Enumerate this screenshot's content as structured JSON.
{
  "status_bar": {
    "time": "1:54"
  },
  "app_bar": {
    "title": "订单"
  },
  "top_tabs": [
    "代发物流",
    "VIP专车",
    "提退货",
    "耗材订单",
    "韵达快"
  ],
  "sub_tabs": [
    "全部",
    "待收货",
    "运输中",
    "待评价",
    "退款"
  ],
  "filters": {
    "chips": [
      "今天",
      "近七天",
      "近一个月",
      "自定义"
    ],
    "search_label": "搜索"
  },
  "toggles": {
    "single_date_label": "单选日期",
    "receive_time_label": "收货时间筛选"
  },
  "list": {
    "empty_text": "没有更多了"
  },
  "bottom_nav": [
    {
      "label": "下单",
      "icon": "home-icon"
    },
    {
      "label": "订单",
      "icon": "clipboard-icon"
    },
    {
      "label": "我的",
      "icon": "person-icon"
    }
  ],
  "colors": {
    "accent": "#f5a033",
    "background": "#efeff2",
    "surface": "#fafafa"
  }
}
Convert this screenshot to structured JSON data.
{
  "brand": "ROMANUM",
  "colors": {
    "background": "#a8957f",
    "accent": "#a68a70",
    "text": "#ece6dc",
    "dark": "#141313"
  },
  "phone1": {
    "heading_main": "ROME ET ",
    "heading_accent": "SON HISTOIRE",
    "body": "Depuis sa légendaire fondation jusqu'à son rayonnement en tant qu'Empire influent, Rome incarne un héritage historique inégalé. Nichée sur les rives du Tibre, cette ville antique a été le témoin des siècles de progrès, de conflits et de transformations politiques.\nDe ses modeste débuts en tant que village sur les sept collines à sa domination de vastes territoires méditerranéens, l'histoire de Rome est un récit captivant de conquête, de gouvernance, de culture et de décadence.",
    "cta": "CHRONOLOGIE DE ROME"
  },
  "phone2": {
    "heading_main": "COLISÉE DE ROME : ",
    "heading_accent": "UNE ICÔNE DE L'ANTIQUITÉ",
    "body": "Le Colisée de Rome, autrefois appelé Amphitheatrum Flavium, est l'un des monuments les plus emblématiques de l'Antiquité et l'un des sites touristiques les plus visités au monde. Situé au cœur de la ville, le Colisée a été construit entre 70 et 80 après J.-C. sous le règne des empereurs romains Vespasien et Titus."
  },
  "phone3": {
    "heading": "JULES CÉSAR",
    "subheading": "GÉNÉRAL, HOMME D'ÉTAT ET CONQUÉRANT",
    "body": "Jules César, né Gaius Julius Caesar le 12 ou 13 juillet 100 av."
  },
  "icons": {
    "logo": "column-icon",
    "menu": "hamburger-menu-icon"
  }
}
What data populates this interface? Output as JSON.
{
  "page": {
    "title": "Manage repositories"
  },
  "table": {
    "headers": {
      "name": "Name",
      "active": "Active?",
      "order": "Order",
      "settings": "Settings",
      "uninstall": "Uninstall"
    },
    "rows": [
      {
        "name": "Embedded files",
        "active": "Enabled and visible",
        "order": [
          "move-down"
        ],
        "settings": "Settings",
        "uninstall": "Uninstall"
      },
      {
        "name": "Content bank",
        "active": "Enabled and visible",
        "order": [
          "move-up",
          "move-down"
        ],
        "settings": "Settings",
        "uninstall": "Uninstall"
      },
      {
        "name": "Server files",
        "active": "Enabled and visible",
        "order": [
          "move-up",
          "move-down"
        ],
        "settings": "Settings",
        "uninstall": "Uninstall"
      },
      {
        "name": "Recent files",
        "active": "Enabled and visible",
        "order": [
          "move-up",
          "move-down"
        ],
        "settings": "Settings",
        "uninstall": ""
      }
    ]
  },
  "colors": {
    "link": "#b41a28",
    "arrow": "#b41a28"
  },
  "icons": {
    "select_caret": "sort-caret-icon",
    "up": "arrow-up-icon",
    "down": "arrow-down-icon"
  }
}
------------------------------
> **REQUIREMENTS**: Reproduce the data, keeping every line exactly the same.

> **OUTPUT FOR THIS TASK**:
Enumerate this screenshot's content as structured JSON.
{
  "status_bar": {
    "time": "1:54"
  },
  "app_bar": {
    "title": "订单"
  },
  "top_tabs": [
    "代发物流",
    "VIP专车",
    "提退货",
    "耗材订单",
    "韵达快"
  ],
  "sub_tabs": [
    "全部",
    "待收货",
    "运输中",
    "待评价",
    "退款"
  ],
  "filters": {
    "chips": [
      "今天",
      "近七天",
      "近一个月",
      "自定义"
    ],
    "search_label": "搜索"
  },
  "toggles": {
    "single_date_label": "单选日期",
    "receive_time_label": "收货时间筛选"
  },
  "list": {
    "empty_text": "没有更多了"
  },
  "bottom_nav": [
    {
      "label": "下单",
      "icon": "home-icon"
    },
    {
      "label": "订单",
      "icon": "clipboard-icon"
    },
    {
      "label": "我的",
      "icon": "person-icon"
    }
  ],
  "colors": {
    "accent": "#f5a033",
    "background": "#efeff2",
    "surface": "#fafafa"
  }
}
Convert this screenshot to structured JSON data.
{
  "brand": "ROMANUM",
  "colors": {
    "background": "#a8957f",
    "accent": "#a68a70",
    "text": "#ece6dc",
    "dark": "#141313"
  },
  "phone1": {
    "heading_main": "ROME ET ",
    "heading_accent": "SON HISTOIRE",
    "body": "Depuis sa légendaire fondation jusqu'à son rayonnement en tant qu'Empire influent, Rome incarne un héritage historique inégalé. Nichée sur les rives du Tibre, cette ville antique a été le témoin des siècles de progrès, de conflits et de transformations politiques.\nDe ses modeste débuts en tant que village sur les sept collines à sa domination de vastes territoires méditerranéens, l'histoire de Rome est un récit captivant de conquête, de gouvernance, de culture et de décadence.",
    "cta": "CHRONOLOGIE DE ROME"
  },
  "phone2": {
    "heading_main": "COLISÉE DE ROME : ",
    "heading_accent": "UNE ICÔNE DE L'ANTIQUITÉ",
    "body": "Le Colisée de Rome, autrefois appelé Amphitheatrum Flavium, est l'un des monuments les plus emblématiques de l'Antiquité et l'un des sites touristiques les plus visités au monde. Situé au cœur de la ville, le Colisée a été construit entre 70 et 80 après J.-C. sous le règne des empereurs romains Vespasien et Titus."
  },
  "phone3": {
    "heading": "JULES CÉSAR",
    "subheading": "GÉNÉRAL, HOMME D'ÉTAT ET CONQUÉRANT",
    "body": "Jules César, né Gaius Julius Caesar le 12 ou 13 juillet 100 av."
  },
  "icons": {
    "logo": "column-icon",
    "menu": "hamburger-menu-icon"
  }
}
What data populates this interface? Output as JSON.
{
  "page": {
    "title": "Manage repositories"
  },
  "table": {
    "headers": {
      "name": "Name",
      "active": "Active?",
      "order": "Order",
      "settings": "Settings",
      "uninstall": "Uninstall"
    },
    "rows": [
      {
        "name": "Embedded files",
        "active": "Enabled and visible",
        "order": [
          "move-down"
        ],
        "settings": "Settings",
        "uninstall": "Uninstall"
      },
      {
        "name": "Content bank",
        "active": "Enabled and visible",
        "order": [
          "move-up",
          "move-down"
        ],
        "settings": "Settings",
        "uninstall": "Uninstall"
      },
      {
        "name": "Server files",
        "active": "Enabled and visible",
        "order": [
          "move-up",
          "move-down"
        ],
        "settings": "Settings",
        "uninstall": "Uninstall"
      },
      {
        "name": "Recent files",
        "active": "Enabled and visible",
        "order": [
          "move-up",
          "move-down"
        ],
        "settings": "Settings",
        "uninstall": ""
      }
    ]
  },
  "colors": {
    "link": "#b41a28",
    "arrow": "#b41a28"
  },
  "icons": {
    "select_caret": "sort-caret-icon",
    "up": "arrow-up-icon",
    "down": "arrow-down-icon"
  }
}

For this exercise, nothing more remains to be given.